STATED TASK
Can you quote the records below in full, word for word?

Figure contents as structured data
** begin **

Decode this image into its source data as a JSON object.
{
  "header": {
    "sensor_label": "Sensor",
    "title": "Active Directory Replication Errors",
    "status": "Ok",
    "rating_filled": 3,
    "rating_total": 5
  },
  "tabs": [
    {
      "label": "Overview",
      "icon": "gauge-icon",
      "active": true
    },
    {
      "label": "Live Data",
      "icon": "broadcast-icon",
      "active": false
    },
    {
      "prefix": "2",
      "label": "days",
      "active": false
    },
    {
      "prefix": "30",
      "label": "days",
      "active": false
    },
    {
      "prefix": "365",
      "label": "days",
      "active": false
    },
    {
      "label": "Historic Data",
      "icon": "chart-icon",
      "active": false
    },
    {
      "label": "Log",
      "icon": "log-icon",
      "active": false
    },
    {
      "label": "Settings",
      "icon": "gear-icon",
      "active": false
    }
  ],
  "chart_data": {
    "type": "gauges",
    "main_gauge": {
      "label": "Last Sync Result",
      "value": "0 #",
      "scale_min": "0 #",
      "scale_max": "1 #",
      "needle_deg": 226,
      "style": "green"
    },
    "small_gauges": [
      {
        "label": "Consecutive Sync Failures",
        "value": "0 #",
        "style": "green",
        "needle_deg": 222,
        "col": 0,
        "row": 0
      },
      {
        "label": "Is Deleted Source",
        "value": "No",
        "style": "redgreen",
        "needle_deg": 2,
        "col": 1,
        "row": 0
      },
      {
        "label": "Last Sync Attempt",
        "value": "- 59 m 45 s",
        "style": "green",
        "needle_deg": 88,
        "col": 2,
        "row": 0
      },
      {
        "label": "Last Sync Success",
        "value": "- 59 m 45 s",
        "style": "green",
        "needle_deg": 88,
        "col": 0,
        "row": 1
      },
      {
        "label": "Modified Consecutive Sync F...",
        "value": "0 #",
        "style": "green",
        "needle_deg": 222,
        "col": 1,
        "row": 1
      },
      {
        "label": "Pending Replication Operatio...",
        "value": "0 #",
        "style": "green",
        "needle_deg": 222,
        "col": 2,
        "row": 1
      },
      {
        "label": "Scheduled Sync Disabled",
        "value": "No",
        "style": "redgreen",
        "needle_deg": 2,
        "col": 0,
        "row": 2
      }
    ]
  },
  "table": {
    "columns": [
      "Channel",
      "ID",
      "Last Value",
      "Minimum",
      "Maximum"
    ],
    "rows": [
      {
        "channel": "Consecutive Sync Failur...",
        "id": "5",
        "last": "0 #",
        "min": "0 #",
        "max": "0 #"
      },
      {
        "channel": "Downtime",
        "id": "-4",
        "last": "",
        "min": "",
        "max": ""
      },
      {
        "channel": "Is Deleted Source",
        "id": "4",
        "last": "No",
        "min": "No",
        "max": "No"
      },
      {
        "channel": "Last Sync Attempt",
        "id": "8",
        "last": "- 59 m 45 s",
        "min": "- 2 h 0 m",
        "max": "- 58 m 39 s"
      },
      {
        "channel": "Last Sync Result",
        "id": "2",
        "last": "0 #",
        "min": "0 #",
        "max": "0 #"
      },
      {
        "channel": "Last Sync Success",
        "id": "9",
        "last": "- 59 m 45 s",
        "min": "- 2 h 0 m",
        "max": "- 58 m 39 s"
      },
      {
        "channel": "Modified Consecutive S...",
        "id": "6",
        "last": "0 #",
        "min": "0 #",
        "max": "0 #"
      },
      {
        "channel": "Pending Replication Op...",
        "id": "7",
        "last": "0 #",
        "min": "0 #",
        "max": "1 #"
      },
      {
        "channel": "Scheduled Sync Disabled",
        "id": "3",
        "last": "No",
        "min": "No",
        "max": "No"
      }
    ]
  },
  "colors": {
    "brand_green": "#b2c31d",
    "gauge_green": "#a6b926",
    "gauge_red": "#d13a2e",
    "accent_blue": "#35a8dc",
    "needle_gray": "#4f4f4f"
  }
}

** end **

ANSWER BELOW
Decode this image into its source data as a JSON object.
{
  "header": {
    "sensor_label": "Sensor",
    "title": "Active Directory Replication Errors",
    "status": "Ok",
    "rating_filled": 3,
    "rating_total": 5
  },
  "tabs": [
    {
      "label": "Overview",
      "icon": "gauge-icon",
      "active": true
    },
    {
      "label": "Live Data",
      "icon": "broadcast-icon",
      "active": false
    },
    {
      "prefix": "2",
      "label": "days",
      "active": false
    },
    {
      "prefix": "30",
      "label": "days",
      "active": false
    },
    {
      "prefix": "365",
      "label": "days",
      "active": false
    },
    {
      "label": "Historic Data",
      "icon": "chart-icon",
      "active": false
    },
    {
      "label": "Log",
      "icon": "log-icon",
      "active": false
    },
    {
      "label": "Settings",
      "icon": "gear-icon",
      "active": false
    }
  ],
  "chart_data": {
    "type": "gauges",
    "main_gauge": {
      "label": "Last Sync Result",
      "value": "0 #",
      "scale_min": "0 #",
      "scale_max": "1 #",
      "needle_deg": 226,
      "style": "green"
    },
    "small_gauges": [
      {
        "label": "Consecutive Sync Failures",
        "value": "0 #",
        "style": "green",
        "needle_deg": 222,
        "col": 0,
        "row": 0
      },
      {
        "label": "Is Deleted Source",
        "value": "No",
        "style": "redgreen",
        "needle_deg": 2,
        "col": 1,
        "row": 0
      },
      {
        "label": "Last Sync Attempt",
        "value": "- 59 m 45 s",
        "style": "green",
        "needle_deg": 88,
        "col": 2,
        "row": 0
      },
      {
        "label": "Last Sync Success",
        "value": "- 59 m 45 s",
        "style": "green",
        "needle_deg": 88,
        "col": 0,
        "row": 1
      },
      {
        "label": "Modified Consecutive Sync F...",
        "value": "0 #",
        "style": "green",
        "needle_deg": 222,
        "col": 1,
        "row": 1
      },
      {
        "label": "Pending Replication Operatio...",
        "value": "0 #",
        "style": "green",
        "needle_deg": 222,
        "col": 2,
        "row": 1
      },
      {
        "label": "Scheduled Sync Disabled",
        "value": "No",
        "style": "redgreen",
        "needle_deg": 2,
        "col": 0,
        "row": 2
      }
    ]
  },
  "table": {
    "columns": [
      "Channel",
      "ID",
      "Last Value",
      "Minimum",
      "Maximum"
    ],
    "rows": [
      {
        "channel": "Consecutive Sync Failur...",
        "id": "5",
        "last": "0 #",
        "min": "0 #",
        "max": "0 #"
      },
      {
        "channel": "Downtime",
        "id": "-4",
        "last": "",
        "min": "",
        "max": ""
      },
      {
        "channel": "Is Deleted Source",
        "id": "4",
        "last": "No",
        "min": "No",
        "max": "No"
      },
      {
        "channel": "Last Sync Attempt",
        "id": "8",
        "last": "- 59 m 45 s",
        "min": "- 2 h 0 m",
        "max": "- 58 m 39 s"
      },
      {
        "channel": "Last Sync Result",
        "id": "2",
        "last": "0 #",
        "min": "0 #",
        "max": "0 #"
      },
      {
        "channel": "Last Sync Success",
        "id": "9",
        "last": "- 59 m 45 s",
        "min": "- 2 h 0 m",
        "max": "- 58 m 39 s"
      },
      {
        "channel": "Modified Consecutive S...",
        "id": "6",
        "last": "0 #",
        "min": "0 #",
        "max": "0 #"
      },
      {
        "channel": "Pending Replication Op...",
        "id": "7",
        "last": "0 #",
        "min": "0 #",
        "max": "1 #"
      },
      {
        "channel": "Scheduled Sync Disabled",
        "id": "3",
        "last": "No",
        "min": "No",
        "max": "No"
      }
    ]
  },
  "colors": {
    "brand_green": "#b2c31d",
    "gauge_green": "#a6b926",
    "gauge_red": "#d13a2e",
    "accent_blue": "#35a8dc",
    "needle_gray": "#4f4f4f"
  }
}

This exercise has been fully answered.